- [SHORT TASK]
Take the material and output all of it exactly.

- [DATA SUPPLIED]

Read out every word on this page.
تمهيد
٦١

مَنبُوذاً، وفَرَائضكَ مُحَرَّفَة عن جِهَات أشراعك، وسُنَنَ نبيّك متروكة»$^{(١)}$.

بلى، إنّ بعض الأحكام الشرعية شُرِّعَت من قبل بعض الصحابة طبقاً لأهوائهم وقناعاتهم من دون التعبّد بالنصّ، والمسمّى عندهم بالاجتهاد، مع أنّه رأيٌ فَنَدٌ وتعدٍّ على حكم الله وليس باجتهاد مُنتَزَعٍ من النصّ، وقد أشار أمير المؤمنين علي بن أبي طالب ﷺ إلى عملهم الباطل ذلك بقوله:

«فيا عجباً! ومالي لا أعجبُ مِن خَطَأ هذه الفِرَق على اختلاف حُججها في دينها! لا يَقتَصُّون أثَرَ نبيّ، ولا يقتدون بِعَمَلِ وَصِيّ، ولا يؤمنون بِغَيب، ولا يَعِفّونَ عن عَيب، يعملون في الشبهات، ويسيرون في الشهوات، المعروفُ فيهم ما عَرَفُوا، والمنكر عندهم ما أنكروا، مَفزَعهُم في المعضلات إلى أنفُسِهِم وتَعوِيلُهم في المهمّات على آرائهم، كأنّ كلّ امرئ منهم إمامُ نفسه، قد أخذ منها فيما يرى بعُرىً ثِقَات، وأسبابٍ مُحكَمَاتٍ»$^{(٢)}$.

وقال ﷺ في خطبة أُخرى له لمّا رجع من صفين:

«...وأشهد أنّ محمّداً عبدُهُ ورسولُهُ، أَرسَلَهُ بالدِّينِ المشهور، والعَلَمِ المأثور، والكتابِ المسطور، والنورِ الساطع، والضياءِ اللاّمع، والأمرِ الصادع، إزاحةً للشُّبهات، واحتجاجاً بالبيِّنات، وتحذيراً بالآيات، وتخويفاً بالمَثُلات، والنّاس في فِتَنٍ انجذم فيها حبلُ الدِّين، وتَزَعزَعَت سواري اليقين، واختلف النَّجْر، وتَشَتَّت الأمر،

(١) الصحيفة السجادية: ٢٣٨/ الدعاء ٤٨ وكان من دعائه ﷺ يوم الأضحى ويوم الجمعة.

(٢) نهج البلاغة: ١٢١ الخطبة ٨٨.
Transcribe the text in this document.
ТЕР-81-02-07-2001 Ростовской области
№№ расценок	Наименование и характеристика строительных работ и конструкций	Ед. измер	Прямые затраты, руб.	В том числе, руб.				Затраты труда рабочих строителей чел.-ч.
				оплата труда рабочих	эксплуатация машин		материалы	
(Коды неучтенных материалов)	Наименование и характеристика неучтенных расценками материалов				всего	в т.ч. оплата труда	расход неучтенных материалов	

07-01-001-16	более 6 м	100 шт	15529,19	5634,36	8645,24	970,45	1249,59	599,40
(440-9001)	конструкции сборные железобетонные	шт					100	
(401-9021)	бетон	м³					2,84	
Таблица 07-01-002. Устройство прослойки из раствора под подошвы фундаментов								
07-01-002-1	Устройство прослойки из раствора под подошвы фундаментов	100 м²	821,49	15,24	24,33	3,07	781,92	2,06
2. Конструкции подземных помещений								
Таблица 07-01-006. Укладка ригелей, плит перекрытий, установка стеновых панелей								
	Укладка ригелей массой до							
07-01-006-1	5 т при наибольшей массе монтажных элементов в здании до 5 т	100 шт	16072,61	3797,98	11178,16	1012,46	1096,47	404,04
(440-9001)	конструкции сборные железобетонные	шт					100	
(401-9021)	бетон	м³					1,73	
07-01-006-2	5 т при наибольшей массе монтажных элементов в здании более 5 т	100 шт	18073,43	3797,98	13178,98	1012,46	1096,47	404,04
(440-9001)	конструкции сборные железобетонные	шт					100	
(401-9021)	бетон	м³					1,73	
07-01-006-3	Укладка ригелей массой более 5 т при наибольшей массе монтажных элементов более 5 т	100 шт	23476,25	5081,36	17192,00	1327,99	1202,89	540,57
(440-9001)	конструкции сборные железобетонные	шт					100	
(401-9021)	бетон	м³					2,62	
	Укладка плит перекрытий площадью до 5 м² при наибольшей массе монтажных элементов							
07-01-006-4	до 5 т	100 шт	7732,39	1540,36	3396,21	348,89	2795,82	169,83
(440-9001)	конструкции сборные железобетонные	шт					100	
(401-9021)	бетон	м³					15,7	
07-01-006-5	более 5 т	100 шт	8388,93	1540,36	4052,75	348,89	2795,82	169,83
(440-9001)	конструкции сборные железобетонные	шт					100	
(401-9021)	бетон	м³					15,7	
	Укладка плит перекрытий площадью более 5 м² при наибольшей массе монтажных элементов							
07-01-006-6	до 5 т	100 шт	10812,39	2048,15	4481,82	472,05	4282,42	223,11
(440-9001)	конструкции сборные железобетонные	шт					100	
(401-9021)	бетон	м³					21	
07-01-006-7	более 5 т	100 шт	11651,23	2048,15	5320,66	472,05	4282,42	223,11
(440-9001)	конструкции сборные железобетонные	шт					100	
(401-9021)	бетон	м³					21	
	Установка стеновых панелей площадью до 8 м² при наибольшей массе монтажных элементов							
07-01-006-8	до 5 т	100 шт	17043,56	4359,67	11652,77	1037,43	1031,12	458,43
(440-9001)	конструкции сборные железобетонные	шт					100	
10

- [ANSWER TO THIS PROBLEM]
Read out every word on this page.
تمهيد
٦١

مَنبُوذاً، وفَرَائضكَ مُحَرَّفَة عن جِهَات أشراعك، وسُنَنَ نبيّك متروكة»$^{(١)}$.

بلى، إنّ بعض الأحكام الشرعية شُرِّعَت من قبل بعض الصحابة طبقاً لأهوائهم وقناعاتهم من دون التعبّد بالنصّ، والمسمّى عندهم بالاجتهاد، مع أنّه رأيٌ فَنَدٌ وتعدٍّ على حكم الله وليس باجتهاد مُنتَزَعٍ من النصّ، وقد أشار أمير المؤمنين علي بن أبي طالب ﷺ إلى عملهم الباطل ذلك بقوله:

«فيا عجباً! ومالي لا أعجبُ مِن خَطَأ هذه الفِرَق على اختلاف حُججها في دينها! لا يَقتَصُّون أثَرَ نبيّ، ولا يقتدون بِعَمَلِ وَصِيّ، ولا يؤمنون بِغَيب، ولا يَعِفّونَ عن عَيب، يعملون في الشبهات، ويسيرون في الشهوات، المعروفُ فيهم ما عَرَفُوا، والمنكر عندهم ما أنكروا، مَفزَعهُم في المعضلات إلى أنفُسِهِم وتَعوِيلُهم في المهمّات على آرائهم، كأنّ كلّ امرئ منهم إمامُ نفسه، قد أخذ منها فيما يرى بعُرىً ثِقَات، وأسبابٍ مُحكَمَاتٍ»$^{(٢)}$.

وقال ﷺ في خطبة أُخرى له لمّا رجع من صفين:

«...وأشهد أنّ محمّداً عبدُهُ ورسولُهُ، أَرسَلَهُ بالدِّينِ المشهور، والعَلَمِ المأثور، والكتابِ المسطور، والنورِ الساطع، والضياءِ اللاّمع، والأمرِ الصادع، إزاحةً للشُّبهات، واحتجاجاً بالبيِّنات، وتحذيراً بالآيات، وتخويفاً بالمَثُلات، والنّاس في فِتَنٍ انجذم فيها حبلُ الدِّين، وتَزَعزَعَت سواري اليقين، واختلف النَّجْر، وتَشَتَّت الأمر،

(١) الصحيفة السجادية: ٢٣٨/ الدعاء ٤٨ وكان من دعائه ﷺ يوم الأضحى ويوم الجمعة.

(٢) نهج البلاغة: ١٢١ الخطبة ٨٨.
Transcribe the text in this document.
ТЕР-81-02-07-2001 Ростовской области
№№ расценок	Наименование и характеристика строительных работ и конструкций	Ед. измер	Прямые затраты, руб.	В том числе, руб.				Затраты труда рабочих строителей чел.-ч.
				оплата труда рабочих	эксплуатация машин		материалы	
(Коды неучтенных материалов)	Наименование и характеристика неучтенных расценками материалов				всего	в т.ч. оплата труда	расход неучтенных материалов	

07-01-001-16	более 6 м	100 шт	15529,19	5634,36	8645,24	970,45	1249,59	599,40
(440-9001)	конструкции сборные железобетонные	шт					100	
(401-9021)	бетон	м³					2,84	
Таблица 07-01-002. Устройство прослойки из раствора под подошвы фундаментов								
07-01-002-1	Устройство прослойки из раствора под подошвы фундаментов	100 м²	821,49	15,24	24,33	3,07	781,92	2,06
2. Конструкции подземных помещений								
Таблица 07-01-006. Укладка ригелей, плит перекрытий, установка стеновых панелей								
	Укладка ригелей массой до							
07-01-006-1	5 т при наибольшей массе монтажных элементов в здании до 5 т	100 шт	16072,61	3797,98	11178,16	1012,46	1096,47	404,04
(440-9001)	конструкции сборные железобетонные	шт					100	
(401-9021)	бетон	м³					1,73	
07-01-006-2	5 т при наибольшей массе монтажных элементов в здании более 5 т	100 шт	18073,43	3797,98	13178,98	1012,46	1096,47	404,04
(440-9001)	конструкции сборные железобетонные	шт					100	
(401-9021)	бетон	м³					1,73	
07-01-006-3	Укладка ригелей массой более 5 т при наибольшей массе монтажных элементов более 5 т	100 шт	23476,25	5081,36	17192,00	1327,99	1202,89	540,57
(440-9001)	конструкции сборные железобетонные	шт					100	
(401-9021)	бетон	м³					2,62	
	Укладка плит перекрытий площадью до 5 м² при наибольшей массе монтажных элементов							
07-01-006-4	до 5 т	100 шт	7732,39	1540,36	3396,21	348,89	2795,82	169,83
(440-9001)	конструкции сборные железобетонные	шт					100	
(401-9021)	бетон	м³					15,7	
07-01-006-5	более 5 т	100 шт	8388,93	1540,36	4052,75	348,89	2795,82	169,83
(440-9001)	конструкции сборные железобетонные	шт					100	
(401-9021)	бетон	м³					15,7	
	Укладка плит перекрытий площадью более 5 м² при наибольшей массе монтажных элементов							
07-01-006-6	до 5 т	100 шт	10812,39	2048,15	4481,82	472,05	4282,42	223,11
(440-9001)	конструкции сборные железобетонные	шт					100	
(401-9021)	бетон	м³					21	
07-01-006-7	более 5 т	100 шт	11651,23	2048,15	5320,66	472,05	4282,42	223,11
(440-9001)	конструкции сборные железобетонные	шт					100	
(401-9021)	бетон	м³					21	
	Установка стеновых панелей площадью до 8 м² при наибольшей массе монтажных элементов							
07-01-006-8	до 5 т	100 шт	17043,56	4359,67	11652,77	1037,43	1031,12	458,43
(440-9001)	конструкции сборные железобетонные	шт					100	
10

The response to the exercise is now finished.